Your goal: Repeat all of the data precisely.

Data provided:

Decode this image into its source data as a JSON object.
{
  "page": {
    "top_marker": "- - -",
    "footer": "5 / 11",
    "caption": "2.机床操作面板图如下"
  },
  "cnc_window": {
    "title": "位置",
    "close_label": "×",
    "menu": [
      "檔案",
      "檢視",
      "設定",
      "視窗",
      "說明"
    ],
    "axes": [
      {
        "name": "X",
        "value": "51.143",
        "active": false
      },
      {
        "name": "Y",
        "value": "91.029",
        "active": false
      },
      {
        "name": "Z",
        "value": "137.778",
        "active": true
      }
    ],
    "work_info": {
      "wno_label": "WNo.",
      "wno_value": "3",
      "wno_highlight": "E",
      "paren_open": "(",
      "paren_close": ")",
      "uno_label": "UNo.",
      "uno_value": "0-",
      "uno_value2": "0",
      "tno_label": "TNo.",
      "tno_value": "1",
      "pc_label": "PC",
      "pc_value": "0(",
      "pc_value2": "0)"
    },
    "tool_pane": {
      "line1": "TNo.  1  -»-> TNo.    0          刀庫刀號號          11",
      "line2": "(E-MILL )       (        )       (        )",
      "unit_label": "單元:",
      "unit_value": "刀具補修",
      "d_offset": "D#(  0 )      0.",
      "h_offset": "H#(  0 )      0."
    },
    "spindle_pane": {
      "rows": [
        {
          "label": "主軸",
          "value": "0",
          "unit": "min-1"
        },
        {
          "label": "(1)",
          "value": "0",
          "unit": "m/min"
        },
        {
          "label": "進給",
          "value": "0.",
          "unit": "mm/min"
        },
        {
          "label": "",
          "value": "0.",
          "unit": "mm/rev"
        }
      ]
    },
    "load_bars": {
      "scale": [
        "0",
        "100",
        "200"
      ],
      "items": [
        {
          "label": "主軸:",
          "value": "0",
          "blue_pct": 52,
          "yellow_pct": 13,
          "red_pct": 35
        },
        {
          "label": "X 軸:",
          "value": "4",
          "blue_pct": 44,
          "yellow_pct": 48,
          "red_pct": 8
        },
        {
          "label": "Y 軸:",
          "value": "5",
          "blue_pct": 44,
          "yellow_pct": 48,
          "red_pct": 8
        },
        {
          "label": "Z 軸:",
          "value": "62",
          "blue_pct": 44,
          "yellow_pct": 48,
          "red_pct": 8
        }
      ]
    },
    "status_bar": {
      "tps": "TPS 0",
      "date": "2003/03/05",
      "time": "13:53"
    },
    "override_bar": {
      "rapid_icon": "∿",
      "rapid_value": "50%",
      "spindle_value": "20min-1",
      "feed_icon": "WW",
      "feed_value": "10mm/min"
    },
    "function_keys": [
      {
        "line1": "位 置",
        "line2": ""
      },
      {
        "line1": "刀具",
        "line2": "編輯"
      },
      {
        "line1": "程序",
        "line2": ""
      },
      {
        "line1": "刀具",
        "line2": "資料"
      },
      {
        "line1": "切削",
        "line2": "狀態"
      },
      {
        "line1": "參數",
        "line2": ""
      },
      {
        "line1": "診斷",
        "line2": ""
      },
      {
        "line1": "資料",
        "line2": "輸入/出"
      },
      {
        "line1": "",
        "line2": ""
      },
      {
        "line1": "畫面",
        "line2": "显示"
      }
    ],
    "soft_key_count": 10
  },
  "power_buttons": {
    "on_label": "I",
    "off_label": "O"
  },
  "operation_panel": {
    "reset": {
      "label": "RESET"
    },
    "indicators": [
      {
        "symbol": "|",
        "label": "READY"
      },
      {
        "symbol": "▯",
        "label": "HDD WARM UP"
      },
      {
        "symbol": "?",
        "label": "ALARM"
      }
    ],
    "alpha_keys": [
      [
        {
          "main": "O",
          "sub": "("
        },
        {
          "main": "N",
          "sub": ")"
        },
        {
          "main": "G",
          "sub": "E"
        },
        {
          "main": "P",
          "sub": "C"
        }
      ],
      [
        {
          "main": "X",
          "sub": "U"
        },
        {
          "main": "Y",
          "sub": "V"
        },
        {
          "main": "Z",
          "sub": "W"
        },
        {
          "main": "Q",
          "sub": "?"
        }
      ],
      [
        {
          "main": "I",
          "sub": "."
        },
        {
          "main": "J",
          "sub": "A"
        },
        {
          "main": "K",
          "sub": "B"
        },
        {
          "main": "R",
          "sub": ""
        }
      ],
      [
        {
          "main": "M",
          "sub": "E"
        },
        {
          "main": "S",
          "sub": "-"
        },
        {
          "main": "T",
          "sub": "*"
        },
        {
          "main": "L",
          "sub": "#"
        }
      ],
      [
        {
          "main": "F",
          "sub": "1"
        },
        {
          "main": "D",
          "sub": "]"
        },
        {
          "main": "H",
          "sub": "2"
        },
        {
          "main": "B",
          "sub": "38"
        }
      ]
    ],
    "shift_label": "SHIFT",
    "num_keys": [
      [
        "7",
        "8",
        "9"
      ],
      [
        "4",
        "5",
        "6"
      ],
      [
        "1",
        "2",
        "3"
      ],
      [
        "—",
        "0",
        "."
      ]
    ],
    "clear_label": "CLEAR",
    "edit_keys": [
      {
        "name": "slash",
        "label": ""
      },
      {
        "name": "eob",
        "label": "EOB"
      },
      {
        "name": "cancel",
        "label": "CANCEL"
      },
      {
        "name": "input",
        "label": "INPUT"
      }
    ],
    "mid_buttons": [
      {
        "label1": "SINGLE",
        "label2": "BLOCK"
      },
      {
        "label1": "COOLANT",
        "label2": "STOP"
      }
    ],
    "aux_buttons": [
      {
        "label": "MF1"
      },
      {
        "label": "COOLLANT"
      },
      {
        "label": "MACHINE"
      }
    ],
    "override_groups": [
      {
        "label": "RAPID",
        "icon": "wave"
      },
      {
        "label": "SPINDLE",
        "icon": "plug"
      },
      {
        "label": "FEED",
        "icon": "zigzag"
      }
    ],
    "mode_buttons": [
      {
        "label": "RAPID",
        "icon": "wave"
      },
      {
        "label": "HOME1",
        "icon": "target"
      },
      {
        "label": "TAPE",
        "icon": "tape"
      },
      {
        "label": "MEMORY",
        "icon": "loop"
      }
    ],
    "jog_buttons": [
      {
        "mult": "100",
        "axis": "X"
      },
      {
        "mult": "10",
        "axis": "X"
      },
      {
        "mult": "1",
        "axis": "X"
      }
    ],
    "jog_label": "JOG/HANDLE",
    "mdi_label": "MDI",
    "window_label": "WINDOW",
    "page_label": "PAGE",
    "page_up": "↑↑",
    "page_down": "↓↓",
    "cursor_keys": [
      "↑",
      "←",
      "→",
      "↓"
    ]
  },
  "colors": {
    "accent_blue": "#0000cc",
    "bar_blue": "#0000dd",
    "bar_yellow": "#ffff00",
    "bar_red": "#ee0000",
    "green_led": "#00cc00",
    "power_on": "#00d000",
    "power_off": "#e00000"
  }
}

Problem solution:
Decode this image into its source data as a JSON object.
{
  "page": {
    "top_marker": "- - -",
    "footer": "5 / 11",
    "caption": "2.机床操作面板图如下"
  },
  "cnc_window": {
    "title": "位置",
    "close_label": "×",
    "menu": [
      "檔案",
      "檢視",
      "設定",
      "視窗",
      "說明"
    ],
    "axes": [
      {
        "name": "X",
        "value": "51.143",
        "active": false
      },
      {
        "name": "Y",
        "value": "91.029",
        "active": false
      },
      {
        "name": "Z",
        "value": "137.778",
        "active": true
      }
    ],
    "work_info": {
      "wno_label": "WNo.",
      "wno_value": "3",
      "wno_highlight": "E",
      "paren_open": "(",
      "paren_close": ")",
      "uno_label": "UNo.",
      "uno_value": "0-",
      "uno_value2": "0",
      "tno_label": "TNo.",
      "tno_value": "1",
      "pc_label": "PC",
      "pc_value": "0(",
      "pc_value2": "0)"
    },
    "tool_pane": {
      "line1": "TNo.  1  -»-> TNo.    0          刀庫刀號號          11",
      "line2": "(E-MILL )       (        )       (        )",
      "unit_label": "單元:",
      "unit_value": "刀具補修",
      "d_offset": "D#(  0 )      0.",
      "h_offset": "H#(  0 )      0."
    },
    "spindle_pane": {
      "rows": [
        {
          "label": "主軸",
          "value": "0",
          "unit": "min-1"
        },
        {
          "label": "(1)",
          "value": "0",
          "unit": "m/min"
        },
        {
          "label": "進給",
          "value": "0.",
          "unit": "mm/min"
        },
        {
          "label": "",
          "value": "0.",
          "unit": "mm/rev"
        }
      ]
    },
    "load_bars": {
      "scale": [
        "0",
        "100",
        "200"
      ],
      "items": [
        {
          "label": "主軸:",
          "value": "0",
          "blue_pct": 52,
          "yellow_pct": 13,
          "red_pct": 35
        },
        {
          "label": "X 軸:",
          "value": "4",
          "blue_pct": 44,
          "yellow_pct": 48,
          "red_pct": 8
        },
        {
          "label": "Y 軸:",
          "value": "5",
          "blue_pct": 44,
          "yellow_pct": 48,
          "red_pct": 8
        },
        {
          "label": "Z 軸:",
          "value": "62",
          "blue_pct": 44,
          "yellow_pct": 48,
          "red_pct": 8
        }
      ]
    },
    "status_bar": {
      "tps": "TPS 0",
      "date": "2003/03/05",
      "time": "13:53"
    },
    "override_bar": {
      "rapid_icon": "∿",
      "rapid_value": "50%",
      "spindle_value": "20min-1",
      "feed_icon": "WW",
      "feed_value": "10mm/min"
    },
    "function_keys": [
      {
        "line1": "位 置",
        "line2": ""
      },
      {
        "line1": "刀具",
        "line2": "編輯"
      },
      {
        "line1": "程序",
        "line2": ""
      },
      {
        "line1": "刀具",
        "line2": "資料"
      },
      {
        "line1": "切削",
        "line2": "狀態"
      },
      {
        "line1": "參數",
        "line2": ""
      },
      {
        "line1": "診斷",
        "line2": ""
      },
      {
        "line1": "資料",
        "line2": "輸入/出"
      },
      {
        "line1": "",
        "line2": ""
      },
      {
        "line1": "畫面",
        "line2": "显示"
      }
    ],
    "soft_key_count": 10
  },
  "power_buttons": {
    "on_label": "I",
    "off_label": "O"
  },
  "operation_panel": {
    "reset": {
      "label": "RESET"
    },
    "indicators": [
      {
        "symbol": "|",
        "label": "READY"
      },
      {
        "symbol": "▯",
        "label": "HDD WARM UP"
      },
      {
        "symbol": "?",
        "label": "ALARM"
      }
    ],
    "alpha_keys": [
      [
        {
          "main": "O",
          "sub": "("
        },
        {
          "main": "N",
          "sub": ")"
        },
        {
          "main": "G",
          "sub": "E"
        },
        {
          "main": "P",
          "sub": "C"
        }
      ],
      [
        {
          "main": "X",
          "sub": "U"
        },
        {
          "main": "Y",
          "sub": "V"
        },
        {
          "main": "Z",
          "sub": "W"
        },
        {
          "main": "Q",
          "sub": "?"
        }
      ],
      [
        {
          "main": "I",
          "sub": "."
        },
        {
          "main": "J",
          "sub": "A"
        },
        {
          "main": "K",
          "sub": "B"
        },
        {
          "main": "R",
          "sub": ""
        }
      ],
      [
        {
          "main": "M",
          "sub": "E"
        },
        {
          "main": "S",
          "sub": "-"
        },
        {
          "main": "T",
          "sub": "*"
        },
        {
          "main": "L",
          "sub": "#"
        }
      ],
      [
        {
          "main": "F",
          "sub": "1"
        },
        {
          "main": "D",
          "sub": "]"
        },
        {
          "main": "H",
          "sub": "2"
        },
        {
          "main": "B",
          "sub": "38"
        }
      ]
    ],
    "shift_label": "SHIFT",
    "num_keys": [
      [
        "7",
        "8",
        "9"
      ],
      [
        "4",
        "5",
        "6"
      ],
      [
        "1",
        "2",
        "3"
      ],
      [
        "—",
        "0",
        "."
      ]
    ],
    "clear_label": "CLEAR",
    "edit_keys": [
      {
        "name": "slash",
        "label": ""
      },
      {
        "name": "eob",
        "label": "EOB"
      },
      {
        "name": "cancel",
        "label": "CANCEL"
      },
      {
        "name": "input",
        "label": "INPUT"
      }
    ],
    "mid_buttons": [
      {
        "label1": "SINGLE",
        "label2": "BLOCK"
      },
      {
        "label1": "COOLANT",
        "label2": "STOP"
      }
    ],
    "aux_buttons": [
      {
        "label": "MF1"
      },
      {
        "label": "COOLLANT"
      },
      {
        "label": "MACHINE"
      }
    ],
    "override_groups": [
      {
        "label": "RAPID",
        "icon": "wave"
      },
      {
        "label": "SPINDLE",
        "icon": "plug"
      },
      {
        "label": "FEED",
        "icon": "zigzag"
      }
    ],
    "mode_buttons": [
      {
        "label": "RAPID",
        "icon": "wave"
      },
      {
        "label": "HOME1",
        "icon": "target"
      },
      {
        "label": "TAPE",
        "icon": "tape"
      },
      {
        "label": "MEMORY",
        "icon": "loop"
      }
    ],
    "jog_buttons": [
      {
        "mult": "100",
        "axis": "X"
      },
      {
        "mult": "10",
        "axis": "X"
      },
      {
        "mult": "1",
        "axis": "X"
      }
    ],
    "jog_label": "JOG/HANDLE",
    "mdi_label": "MDI",
    "window_label": "WINDOW",
    "page_label": "PAGE",
    "page_up": "↑↑",
    "page_down": "↓↓",
    "cursor_keys": [
      "↑",
      "←",
      "→",
      "↓"
    ]
  },
  "colors": {
    "accent_blue": "#0000cc",
    "bar_blue": "#0000dd",
    "bar_yellow": "#ffff00",
    "bar_red": "#ee0000",
    "green_led": "#00cc00",
    "power_on": "#00d000",
    "power_off": "#e00000"
  }
}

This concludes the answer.